**QUOTED PASSAGE**
--

In accordance with another embodiment of the present invention, it has been found advantageous to apply extra amounts of adhesive to areas of the tipping wrap to be wrapped around regions such as the joint between the tobacco end and filter tip to avoid ventilation variances caused by filter tip-tobacco rod misfits. Similarly, because the smoker himself may cause variance, depending upon the length of tip inserted in the mouth, extra glue provided in this area of the tip will eliminate the variances. These and other embodiments and advantages will become apparent from the following description and drawings.
FIG. 1 is a partially broken away perspective view of a cigarette having a ventilated filter tip in accordance with one embodiment of the present invention.
FIG. 2 is a flow chart illustrating a method of making a ventilated filter tip in accordance with the present invention.
FIG. 3 is a partially broken away perspective view of a cigarette having a ventilated filter in accordance with another embodiment of the present invention.
FIG. 4 is a perspective view of an adhesive applicator which may be employed to fabricate the ventilated filter tip illustrated in FIG. 3.
FIG. 5 illustrates a porous tipping paper treated in accordance with the present invention.
FIG. 1 illustrates a smoking product 10, such as a cigarette, which includes a tobacco end 11 and a filter rod 12. Filter rod 12 may be formed on any of the standard materials employed for filtration of smoke, such as, for example, paper or cellulose acetate.
Surrounding filter rod 12 is a plug wrap 13, which is inherently porous. Such wraps are commercially available from various manufacturers. Generally, porous plug wraps have an air flow rate under a head of 1 inch water gauge of about 3 to 18 cc/sec.
Plug wrap 13 is adhered to tipping paper 14, which also is inherently porous and commercially available. Porosities of such tipping paper are measured similarly as plug wraps and have a flow rate of about 3 to 7 cc/sec. Tipping paper 14 encloses both tobacco column 11 and rod 12 as covered by wrap 13. Junction 16 between column 11 and rod 12 is indicated by dashed lines.

--

**STORED ROWS**
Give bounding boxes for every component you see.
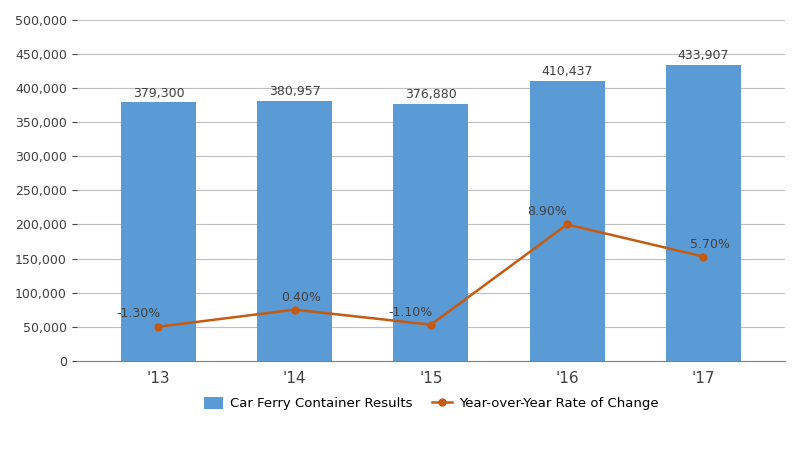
Text: 380,957: 380,957 [269, 86, 321, 98]
Line: Year-over-Year Rate of Change: Year-over-Year Rate of Change [155, 221, 706, 330]
Text: -1.30%: -1.30% [116, 307, 160, 320]
Year-over-Year Rate of Change [562, 222, 572, 227]
Text: 0.40%: 0.40% [282, 291, 322, 304]
Text: 376,880: 376,880 [405, 88, 457, 101]
Text: 433,907: 433,907 [678, 49, 729, 62]
Text: 5.70%: 5.70% [690, 238, 730, 251]
Bar [666, 65, 741, 361]
Text: 379,300: 379,300 [133, 86, 184, 100]
Bar [530, 81, 605, 361]
Text: 410,437: 410,437 [542, 66, 593, 78]
Bar [394, 104, 468, 361]
Legend: Car Ferry Container Results, Year-over-Year Rate of Change: Car Ferry Container Results, Year-over-Y… [198, 392, 663, 415]
Year-over-Year Rate of Change [426, 322, 436, 328]
Year-over-Year Rate of Change [154, 324, 163, 329]
Bar [121, 102, 196, 361]
Text: 8.90%: 8.90% [526, 205, 566, 217]
Year-over-Year Rate of Change [290, 307, 299, 313]
Bar [257, 101, 332, 361]
Year-over-Year Rate of Change [698, 254, 708, 259]
Text: -1.10%: -1.10% [388, 306, 433, 319]
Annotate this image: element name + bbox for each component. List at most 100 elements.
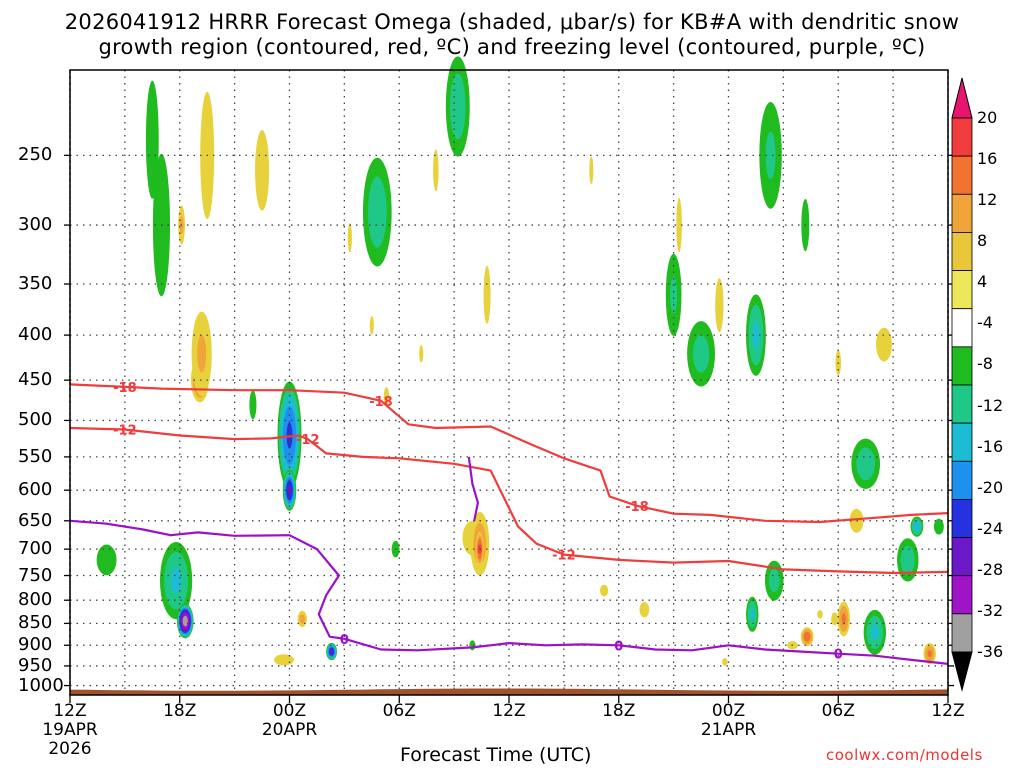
colorbar-label-13: -36 [977, 642, 1004, 661]
x-axis-title: Forecast Time (UTC) [400, 744, 592, 766]
omega-blob-43 [768, 569, 780, 593]
omega-blob-41 [856, 447, 876, 481]
red-contour-label-0-0: -18 [113, 381, 137, 396]
omega-blob-2 [182, 615, 188, 627]
colorbar-segment-9 [951, 422, 973, 462]
colorbar-label-9: -20 [977, 477, 1004, 497]
red-contour-1 [69, 426, 949, 575]
x-tick-line3: 2026 [48, 739, 92, 759]
x-tick-line1: 12Z [931, 701, 965, 721]
x-tick-label-06z: 06Z [359, 702, 439, 721]
colorbar-segment-1 [951, 117, 973, 157]
x-tick-label-18z: 18Z [140, 702, 220, 721]
colorbar-segment-14 [951, 613, 973, 653]
omega-blob-37 [765, 131, 776, 180]
colorbar-label-3: 8 [977, 231, 988, 251]
colorbar-label-11: -28 [977, 559, 1004, 579]
purple-contour-1 [467, 456, 479, 522]
purple-contour-label-0-0: 0 [340, 633, 349, 648]
x-tick-line1: 00Z [272, 701, 307, 721]
omega-blob-35 [715, 278, 724, 333]
y-tick-label-750: 750 [18, 564, 53, 586]
x-tick-line1: 18Z [602, 701, 636, 721]
omega-blob-48 [803, 631, 811, 642]
omega-blob-22 [419, 345, 424, 363]
omega-blob-49 [871, 624, 879, 640]
y-tick-label-800: 800 [18, 589, 53, 611]
colorbar-segment-8 [951, 384, 973, 424]
omega-blob-4 [145, 80, 159, 199]
omega-blob-30 [589, 156, 594, 185]
colorbar-segment-10 [951, 460, 973, 500]
omega-blob-33 [676, 197, 682, 253]
x-tick-line1: 12Z [492, 701, 526, 721]
chart-title-line-2: growth region (contoured, red, ºC) and f… [98, 35, 926, 59]
omega-blob-18 [383, 387, 390, 407]
omega-blob-29 [599, 584, 609, 597]
colorbar-label-1: 16 [977, 149, 998, 169]
omega-shading [96, 56, 944, 666]
omega-blob-15 [274, 654, 294, 666]
x-tick-line2: 19APR [42, 720, 98, 740]
red-contour-label-0-1: -18 [369, 395, 393, 410]
colorbar-bottom-arrow [951, 651, 973, 692]
omega-blob-20 [449, 73, 466, 140]
x-tick-line1: 12Z [53, 701, 87, 721]
omega-blob-44 [750, 608, 755, 621]
x-tick-line1: 06Z [821, 701, 855, 721]
colorbar-segment-4 [951, 232, 973, 271]
colorbar-segment-7 [951, 346, 973, 386]
colorbar-top-arrow [951, 77, 973, 119]
credit-link[interactable]: coolwx.com/models [826, 746, 983, 764]
omega-blob-19 [369, 316, 374, 335]
x-tick-line1: 06Z [382, 701, 416, 721]
red-contour-label-0-2: -18 [625, 500, 649, 515]
purple-contour-0 [69, 519, 949, 665]
y-tick-label-350: 350 [18, 273, 53, 295]
omega-blob-23 [483, 265, 491, 324]
x-tick-line2: 20APR [261, 720, 318, 740]
omega-blob-32 [670, 276, 678, 314]
x-tick-label-18z: 18Z [579, 702, 659, 721]
y-tick-label-400: 400 [18, 324, 53, 346]
x-tick-label-12z: 12Z [908, 702, 988, 721]
red-contour-label-1-0: -12 [113, 424, 137, 439]
colorbar-segment-6 [951, 308, 973, 348]
omega-blob-8 [197, 334, 207, 373]
omega-blob-13 [299, 614, 305, 624]
x-tick-label-12z: 12Z 19APR 2026 [30, 702, 110, 759]
y-tick-label-900: 900 [18, 634, 53, 656]
colorbar-label-2: 12 [977, 190, 998, 210]
colorbar-label-12: -32 [977, 600, 1004, 620]
omega-blob-14 [329, 649, 334, 654]
red-contour-label-1-1: -12 [296, 433, 320, 448]
purple-contour-label-0-1: 0 [614, 639, 623, 654]
x-tick-label-00z: 00Z 21APR [689, 702, 769, 740]
omega-blob-10 [249, 390, 257, 420]
omega-blob-17 [347, 223, 352, 253]
omega-blob-21 [433, 149, 439, 192]
omega-blob-25 [469, 640, 476, 651]
omega-blob-1 [170, 567, 182, 594]
omega-blob-50 [900, 545, 915, 575]
omega-blob-36 [752, 321, 760, 349]
colorbar-segment-2 [951, 155, 973, 195]
terrain-ground [69, 688, 949, 696]
omega-blob-34 [693, 334, 710, 373]
x-tick-label-06z: 06Z [798, 702, 878, 721]
omega-blob-51 [913, 521, 921, 532]
omega-blob-40 [876, 327, 892, 362]
y-tick-label-650: 650 [18, 509, 53, 531]
y-tick-label-950: 950 [18, 654, 53, 676]
colorbar-segment-13 [951, 575, 973, 615]
x-tick-label-12z: 12Z [469, 702, 549, 721]
y-tick-label-600: 600 [18, 479, 53, 501]
purple-contour-label-0-2: 0 [834, 648, 843, 663]
omega-blob-46 [841, 613, 846, 625]
colorbar-segment-12 [951, 537, 973, 577]
y-tick-label-550: 550 [18, 445, 53, 467]
colorbar-label-5: -4 [977, 313, 993, 333]
x-tick-label-00z: 00Z 20APR [250, 702, 330, 740]
colorbar-segment-11 [951, 499, 973, 538]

--

**WHAT THIS EXERCISE ASKS**
1. List every component that the ventilated filter tip description identifies by a reference numeral, giving each numeral with its name.
2. Write the next paragraph of the ventilated filter tip description, picking up after its final sentence about junction 16.

**EXPECTED RESPONSES**
1. smoking product 10, tobacco end 11 (also called tobacco column 11), filter rod 12, plug wrap 13, tipping paper 14, junction 16

2.
It should be understood that the term "tipping paper" is used generically to simplify the subject matter of this disclosure. Other equivalent materials having desired porosities and characteristics suitable for use in smoking products may be employed in place of paper.
For ease of description, smoking product 10 illustrated in FIG. 1 is shown with both plug wrap 13 and tipping paper 14 broken away. The thickness of each has been exaggerated. A multiplicity of adhesive lakes 17, whose sizes are exaggerated, are positioned on wrap 13. As discussed elsewhere, lakes 17 are ordinarily formed while the adhesive is wet upon the tipping paper before it is adhered to the plug wrap. Lakes 17 are non-porous discrete areas of adhesive positioned between tipping paper 14 and wrap 13 and adhere them together.
The area between lakes 17 is indicated generally at 18. This area, which is between the discrete lakes of adhesive, permits passage of air through the inherently porous plug wrap 13 and tipping paper 14.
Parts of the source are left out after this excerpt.